**PROBLEM DETAILS**
Throughout the listing below, show every line in which "Territory" occurs.

Segment Start: DATA EXTRACTS

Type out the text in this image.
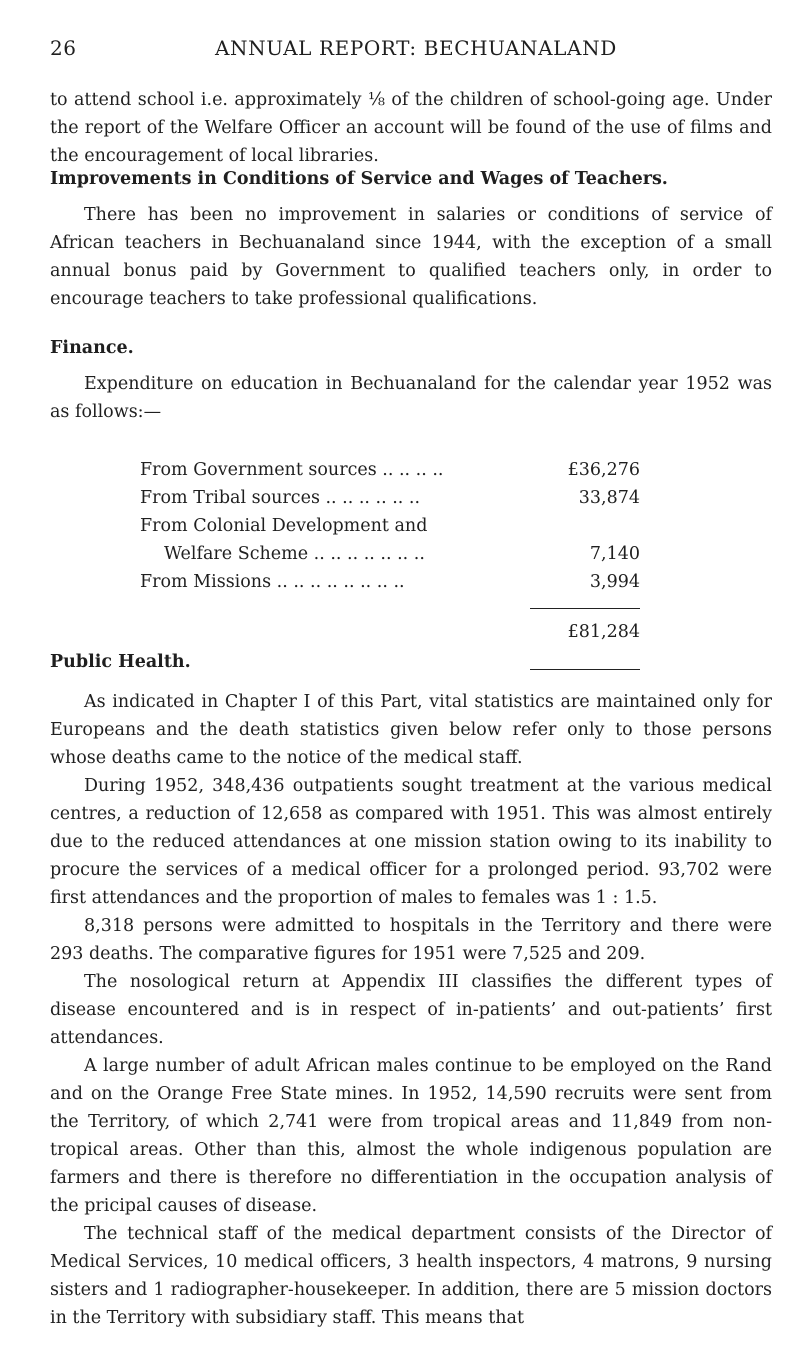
26	ANNUAL REPORT: BECHUANALAND

to attend school i.e. approximately ⅛ of the children of school-going age. Under the report of the Welfare Officer an account will be found of the use of films and the encouragement of local libraries.

Improvements in Conditions of Service and Wages of Teachers.

There has been no improvement in salaries or conditions of service of African teachers in Bechuanaland since 1944, with the exception of a small annual bonus paid by Government to qualified teachers only, in order to encourage teachers to take professional qualifications.

Finance.

Expenditure on education in Bechuanaland for the calendar year 1952 was as follows:—

From Government sources .. .. .. ..	£36,276
From Tribal sources .. .. .. .. .. ..	33,874
From Colonial Development and
Welfare Scheme .. .. .. .. .. .. ..	7,140
From Missions .. .. .. .. .. .. .. ..	3,994
£81,284

Public Health.

As indicated in Chapter I of this Part, vital statistics are maintained only for Europeans and the death statistics given below refer only to those persons whose deaths came to the notice of the medical staff.

During 1952, 348,436 outpatients sought treatment at the various medical centres, a reduction of 12,658 as compared with 1951. This was almost entirely due to the reduced attendances at one mission station owing to its inability to procure the services of a medical officer for a prolonged period. 93,702 were first attendances and the proportion of males to females was 1 : 1.5.

8,318 persons were admitted to hospitals in the Territory and there were 293 deaths. The comparative figures for 1951 were 7,525 and 209.

The nosological return at Appendix III classifies the different types of disease encountered and is in respect of in-patients’ and out-patients’ first attendances.

A large number of adult African males continue to be employed on the Rand and on the Orange Free State mines. In 1952, 14,590 recruits were sent from the Territory, of which 2,741 were from tropical areas and 11,849 from non-tropical areas. Other than this, almost the whole indigenous population are farmers and there is therefore no differentiation in the occupation analysis of the pricipal causes of disease.

The technical staff of the medical department consists of the Director of Medical Services, 10 medical officers, 3 health inspectors, 4 matrons, 9 nursing sisters and 1 radiographer-housekeeper. In addition, there are 5 mission doctors in the Territory with subsidiary staff. This means that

Segment End: DATA EXTRACTS

**ANSWER SPACE**
8,318 persons were admitted to hospitals in the Territory and there were 293 deaths. The comparative figures for 1951 were 7,525 and 209.
A large number of adult African males continue to be employed on the Rand and on the Orange Free State mines. In 1952, 14,590 recruits were sent from the Territory, of which 2,741 were from tropical areas and 11,849 from non-tropical areas. Other than this, almost the whole indigenous population are farmers and there is therefore no differentiation in the occupation analysis of the pricipal causes of disease.
The technical staff of the medical department consists of the Director of Medical Services, 10 medical officers, 3 health inspectors, 4 matrons, 9 nursing sisters and 1 radiographer-housekeeper. In addition, there are 5 mission doctors in the Territory with subsidiary staff. This means that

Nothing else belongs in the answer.